TAREA ASIGNADA: Devuelve textualmente el pasaje del fragmento comenzando por "El profesor Ángel" y siguiendo hasta "-el terror- Díaz.", ambos incluidos.

Entró vestido informalmente, caminando inseguro, mirando al piso. Al momento, empezó una dinámica sobre algo que llevaba en las manos y todos nos implicamos en ella. Y luego, una enorme carga teórica, pero de una forma sutil, que hizo parecer breve el tiempo de la materia. Que esto se logre en un diplomado sobre técnicas de investigación, impartido para docentes de la Facultad de Ciencias Jurídicas y Políticas de la Universidad Autónoma de Santo Domingo (UASD), es casi mágico.

Pregunté quién era este docente, que casi todos conocían, menos yo. Alguien me respondió: es el doctor Ángel Pichardo Almonte, de la Escuela de Sociología. Y duré varios días comentándoles a mis amigos de este profesor que me había sorprendido tan gratamente, y no tanto por sus conocimientos, sino por su sencilla manera de transmitirlos.

El profesor Ángel Pichardo Almonte era médico, acreditado investigador de varios centros de educación superior, con amplios conocimientos de filosofía, historia, política, literatura y mil asuntos más, y todo envuelto en una transparente humildad, casi socrática, tan extraña en nuestro medio. Y, además de ensayista, era cuentista y poeta.

Así le conocí y me hice su amigo. Y me invitó a su casa en varias ocasiones, donde luego de husmear entre sus libros (como es de rigor), me explicó el significado de una esquina que contenía cuadros, fotografías, prendas y velas, especie de “santuario laico particular”, donde estaban algunos de sus símbolos más preciados, incluyendo una foto de quien fuera su amigo y vecino: Luis -el terror- Díaz.

Me contó su experiencia como “mochilero”, tanto en el nuevo, como en el viejo mundo. Deseo de aventura y libertad que empezaron aquí, siendo muy joven, cuando tomó una guagua hacia el interior del país y no sabía cuál era el destino de la misma. Me enseño su amplia colección de discos de vinilo, aseguraba que la música se escuchaba mejor en ellos, y dejamos abierto otro encuentro para escuchar boleros y para enseñarme, a pesar de mi escepticismo, un sistema de lectura rápida que, según él, funcionaba..

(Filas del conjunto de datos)
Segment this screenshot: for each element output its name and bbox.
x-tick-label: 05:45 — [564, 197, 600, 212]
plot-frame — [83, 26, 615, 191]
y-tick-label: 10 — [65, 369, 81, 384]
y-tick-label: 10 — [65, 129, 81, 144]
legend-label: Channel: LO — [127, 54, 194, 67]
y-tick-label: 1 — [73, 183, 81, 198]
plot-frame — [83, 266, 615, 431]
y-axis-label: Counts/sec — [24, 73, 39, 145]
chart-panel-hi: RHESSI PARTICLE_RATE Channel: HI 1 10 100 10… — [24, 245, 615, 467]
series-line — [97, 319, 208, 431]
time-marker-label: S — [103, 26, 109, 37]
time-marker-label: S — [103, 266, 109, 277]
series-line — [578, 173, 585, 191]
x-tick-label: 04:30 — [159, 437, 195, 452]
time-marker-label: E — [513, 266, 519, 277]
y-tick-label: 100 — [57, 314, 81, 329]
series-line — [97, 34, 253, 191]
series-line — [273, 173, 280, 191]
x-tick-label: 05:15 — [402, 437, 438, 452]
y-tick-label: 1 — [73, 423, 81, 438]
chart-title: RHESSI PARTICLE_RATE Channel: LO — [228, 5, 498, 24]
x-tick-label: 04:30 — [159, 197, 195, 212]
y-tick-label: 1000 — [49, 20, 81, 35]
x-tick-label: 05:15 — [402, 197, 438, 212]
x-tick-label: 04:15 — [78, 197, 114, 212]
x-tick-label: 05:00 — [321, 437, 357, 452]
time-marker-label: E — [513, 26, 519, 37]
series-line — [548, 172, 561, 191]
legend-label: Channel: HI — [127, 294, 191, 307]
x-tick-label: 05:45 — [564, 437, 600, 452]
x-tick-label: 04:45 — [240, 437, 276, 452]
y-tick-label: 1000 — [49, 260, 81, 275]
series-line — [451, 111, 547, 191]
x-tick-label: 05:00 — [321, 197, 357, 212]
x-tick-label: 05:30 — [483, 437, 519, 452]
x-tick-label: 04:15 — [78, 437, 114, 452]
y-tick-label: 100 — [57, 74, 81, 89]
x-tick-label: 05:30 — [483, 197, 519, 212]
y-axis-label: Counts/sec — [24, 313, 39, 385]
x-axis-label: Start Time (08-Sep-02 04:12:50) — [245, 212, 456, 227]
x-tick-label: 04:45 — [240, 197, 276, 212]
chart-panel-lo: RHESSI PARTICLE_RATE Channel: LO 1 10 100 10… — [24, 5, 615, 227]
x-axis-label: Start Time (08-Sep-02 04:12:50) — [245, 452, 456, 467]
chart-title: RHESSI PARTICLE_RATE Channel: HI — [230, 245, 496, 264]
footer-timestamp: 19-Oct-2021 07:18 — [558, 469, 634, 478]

SOLUCIÓN PROPUESTA:
El profesor Ángel Pichardo Almonte era médico, acreditado investigador de varios centros de educación superior, con amplios conocimientos de filosofía, historia, política, literatura y mil asuntos más, y todo envuelto en una transparente humildad, casi socrática, tan extraña en nuestro medio. Y, además de ensayista, era cuentista y poeta.

Así le conocí y me hice su amigo. Y me invitó a su casa en varias ocasiones, donde luego de husmear entre sus libros (como es de rigor), me explicó el significado de una esquina que contenía cuadros, fotografías, prendas y velas, especie de “santuario laico particular”, donde estaban algunos de sus símbolos más preciados, incluyendo una foto de quien fuera su amigo y vecino: Luis -el terror- Díaz.